== EXERCISE OBJECTIVE ==
Render every line of the records below as one numbered list, leaving out the blank lines.

== SUPPLIED DATA ==
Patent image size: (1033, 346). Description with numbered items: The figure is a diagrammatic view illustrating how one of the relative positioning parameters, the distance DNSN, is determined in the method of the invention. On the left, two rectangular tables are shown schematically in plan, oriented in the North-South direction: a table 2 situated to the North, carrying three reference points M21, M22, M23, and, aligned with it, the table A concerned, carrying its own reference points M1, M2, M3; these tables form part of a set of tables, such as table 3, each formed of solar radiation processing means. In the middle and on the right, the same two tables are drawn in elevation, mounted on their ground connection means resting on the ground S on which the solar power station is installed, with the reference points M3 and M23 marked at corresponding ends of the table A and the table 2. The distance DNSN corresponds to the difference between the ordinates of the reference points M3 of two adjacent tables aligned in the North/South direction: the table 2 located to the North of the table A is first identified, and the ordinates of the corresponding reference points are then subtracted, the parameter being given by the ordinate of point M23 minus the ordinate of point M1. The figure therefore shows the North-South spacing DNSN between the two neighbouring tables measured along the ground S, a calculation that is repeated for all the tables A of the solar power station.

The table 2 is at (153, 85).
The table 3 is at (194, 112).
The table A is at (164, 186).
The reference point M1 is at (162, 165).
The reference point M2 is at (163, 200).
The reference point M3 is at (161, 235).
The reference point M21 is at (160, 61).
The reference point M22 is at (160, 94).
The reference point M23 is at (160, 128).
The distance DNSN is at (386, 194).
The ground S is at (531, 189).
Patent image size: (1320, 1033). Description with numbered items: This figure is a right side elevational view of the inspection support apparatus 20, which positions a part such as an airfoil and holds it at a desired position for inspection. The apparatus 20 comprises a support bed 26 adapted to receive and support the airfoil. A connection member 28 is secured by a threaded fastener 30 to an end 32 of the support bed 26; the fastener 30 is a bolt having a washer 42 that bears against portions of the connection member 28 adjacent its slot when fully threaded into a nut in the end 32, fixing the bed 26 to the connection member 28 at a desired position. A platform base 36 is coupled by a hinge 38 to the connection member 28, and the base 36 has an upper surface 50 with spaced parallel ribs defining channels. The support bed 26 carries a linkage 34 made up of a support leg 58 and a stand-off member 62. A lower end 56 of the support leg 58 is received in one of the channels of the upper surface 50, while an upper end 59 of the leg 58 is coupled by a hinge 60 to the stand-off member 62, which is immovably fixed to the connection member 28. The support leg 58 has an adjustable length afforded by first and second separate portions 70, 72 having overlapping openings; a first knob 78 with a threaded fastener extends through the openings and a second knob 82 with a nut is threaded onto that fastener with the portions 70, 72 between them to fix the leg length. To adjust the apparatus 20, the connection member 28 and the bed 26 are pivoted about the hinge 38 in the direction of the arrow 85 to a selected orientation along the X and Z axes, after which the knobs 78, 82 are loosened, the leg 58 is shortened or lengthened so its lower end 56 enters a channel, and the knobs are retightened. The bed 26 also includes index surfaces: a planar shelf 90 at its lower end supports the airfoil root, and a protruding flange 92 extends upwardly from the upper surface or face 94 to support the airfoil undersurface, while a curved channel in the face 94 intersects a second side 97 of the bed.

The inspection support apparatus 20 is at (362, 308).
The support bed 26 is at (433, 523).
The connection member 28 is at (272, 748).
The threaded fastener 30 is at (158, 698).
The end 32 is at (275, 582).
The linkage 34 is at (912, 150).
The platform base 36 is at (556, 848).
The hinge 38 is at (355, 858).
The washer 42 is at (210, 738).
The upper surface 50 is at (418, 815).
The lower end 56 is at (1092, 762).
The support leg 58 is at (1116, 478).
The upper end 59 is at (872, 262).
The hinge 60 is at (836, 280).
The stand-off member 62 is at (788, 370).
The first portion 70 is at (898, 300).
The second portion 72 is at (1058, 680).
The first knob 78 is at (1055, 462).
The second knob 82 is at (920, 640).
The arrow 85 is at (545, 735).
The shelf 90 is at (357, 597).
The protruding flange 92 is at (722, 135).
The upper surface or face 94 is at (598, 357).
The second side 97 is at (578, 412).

== COMPLETED TASK ==
1. Patent image size: (1033, 346). Description with numbered items: The figure is a diagrammatic view illustrating how one of the relative positioning parameters, the distance DNSN, is determined in the method of the invention. On the left, two rectangular tables are shown schematically in plan, oriented in the North-South direction: a table 2 situated to the North, carrying three reference points M21, M22, M23, and, aligned with it, the table A concerned, carrying its own reference points M1, M2, M3; these tables form part of a set of tables, such as table 3, each formed of solar radiation processing means. In the middle and on the right, the same two tables are drawn in elevation, mounted on their ground connection means resting on the ground S on which the solar power station is installed, with the reference points M3 and M23 marked at corresponding ends of the table A and the table 2. The distance DNSN corresponds to the difference between the ordinates of the reference points M3 of two adjacent tables aligned in the North/South direction: the table 2 located to the North of the table A is first identified, and the ordinates of the corresponding reference points are then subtracted, the parameter being given by the ordinate of point M23 minus the ordinate of point M1. The figure therefore shows the North-South spacing DNSN between the two neighbouring tables measured along the ground S, a calculation that is repeated for all the tables A of the solar power station.
2. The table 2 is at (153, 85).
3. The table 3 is at (194, 112).
4. The table A is at (164, 186).
5. The reference point M1 is at (162, 165).
6. The reference point M2 is at (163, 200).
7. The reference point M3 is at (161, 235).
8. The reference point M21 is at (160, 61).
9. The reference point M22 is at (160, 94).
10. The reference point M23 is at (160, 128).
11. The distance DNSN is at (386, 194).
12. The ground S is at (531, 189).
13. Patent image size: (1320, 1033). Description with numbered items: This figure is a right side elevational view of the inspection support apparatus 20, which positions a part such as an airfoil and holds it at a desired position for inspection. The apparatus 20 comprises a support bed 26 adapted to receive and support the airfoil. A connection member 28 is secured by a threaded fastener 30 to an end 32 of the support bed 26; the fastener 30 is a bolt having a washer 42 that bears against portions of the connection member 28 adjacent its slot when fully threaded into a nut in the end 32, fixing the bed 26 to the connection member 28 at a desired position. A platform base 36 is coupled by a hinge 38 to the connection member 28, and the base 36 has an upper surface 50 with spaced parallel ribs defining channels. The support bed 26 carries a linkage 34 made up of a support leg 58 and a stand-off member 62. A lower end 56 of the support leg 58 is received in one of the channels of the upper surface 50, while an upper end 59 of the leg 58 is coupled by a hinge 60 to the stand-off member 62, which is immovably fixed to the connection member 28. The support leg 58 has an adjustable length afforded by first and second separate portions 70, 72 having overlapping openings; a first knob 78 with a threaded fastener extends through the openings and a second knob 82 with a nut is threaded onto that fastener with the portions 70, 72 between them to fix the leg length. To adjust the apparatus 20, the connection member 28 and the bed 26 are pivoted about the hinge 38 in the direction of the arrow 85 to a selected orientation along the X and Z axes, after which the knobs 78, 82 are loosened, the leg 58 is shortened or lengthened so its lower end 56 enters a channel, and the knobs are retightened. The bed 26 also includes index surfaces: a planar shelf 90 at its lower end supports the airfoil root, and a protruding flange 92 extends upwardly from the upper surface or face 94 to support the airfoil undersurface, while a curved channel in the face 94 intersects a second side 97 of the bed.
14. The inspection support apparatus 20 is at (362, 308).
15. The support bed 26 is at (433, 523).
16. The connection member 28 is at (272, 748).
17. The threaded fastener 30 is at (158, 698).
18. The end 32 is at (275, 582).
19. The linkage 34 is at (912, 150).
20. The platform base 36 is at (556, 848).
21. The hinge 38 is at (355, 858).
22. The washer 42 is at (210, 738).
23. The upper surface 50 is at (418, 815).
24. The lower end 56 is at (1092, 762).
25. The support leg 58 is at (1116, 478).
26. The upper end 59 is at (872, 262).
27. The hinge 60 is at (836, 280).
28. The stand-off member 62 is at (788, 370).
29. The first portion 70 is at (898, 300).
30. The second portion 72 is at (1058, 680).
31. The first knob 78 is at (1055, 462).
32. The second knob 82 is at (920, 640).
33. The arrow 85 is at (545, 735).
34. The shelf 90 is at (357, 597).
35. The protruding flange 92 is at (722, 135).
36. The upper surface or face 94 is at (598, 357).
37. The second side 97 is at (578, 412).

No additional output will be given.